## begin

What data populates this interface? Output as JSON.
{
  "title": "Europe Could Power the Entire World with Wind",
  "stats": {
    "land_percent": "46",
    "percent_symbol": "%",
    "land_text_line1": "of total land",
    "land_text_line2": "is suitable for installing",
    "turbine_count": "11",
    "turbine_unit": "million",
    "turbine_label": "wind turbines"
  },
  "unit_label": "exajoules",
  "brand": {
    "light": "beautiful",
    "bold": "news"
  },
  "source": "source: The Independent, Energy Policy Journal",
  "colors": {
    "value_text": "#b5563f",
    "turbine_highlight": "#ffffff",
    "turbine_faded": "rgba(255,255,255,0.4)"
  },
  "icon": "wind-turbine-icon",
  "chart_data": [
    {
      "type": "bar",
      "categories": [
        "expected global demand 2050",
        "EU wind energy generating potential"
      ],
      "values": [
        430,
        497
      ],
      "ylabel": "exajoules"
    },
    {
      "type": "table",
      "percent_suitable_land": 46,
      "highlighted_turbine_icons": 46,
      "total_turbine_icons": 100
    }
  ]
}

## end

#### [Given problem]
Extract each entry in full, exactly as given.

#### [Result below]
What data populates this interface? Output as JSON.
{
  "title": "Europe Could Power the Entire World with Wind",
  "stats": {
    "land_percent": "46",
    "percent_symbol": "%",
    "land_text_line1": "of total land",
    "land_text_line2": "is suitable for installing",
    "turbine_count": "11",
    "turbine_unit": "million",
    "turbine_label": "wind turbines"
  },
  "unit_label": "exajoules",
  "brand": {
    "light": "beautiful",
    "bold": "news"
  },
  "source": "source: The Independent, Energy Policy Journal",
  "colors": {
    "value_text": "#b5563f",
    "turbine_highlight": "#ffffff",
    "turbine_faded": "rgba(255,255,255,0.4)"
  },
  "icon": "wind-turbine-icon",
  "chart_data": [
    {
      "type": "bar",
      "categories": [
        "expected global demand 2050",
        "EU wind energy generating potential"
      ],
      "values": [
        430,
        497
      ],
      "ylabel": "exajoules"
    },
    {
      "type": "table",
      "percent_suitable_land": 46,
      "highlighted_turbine_icons": 46,
      "total_turbine_icons": 100
    }
  ]
}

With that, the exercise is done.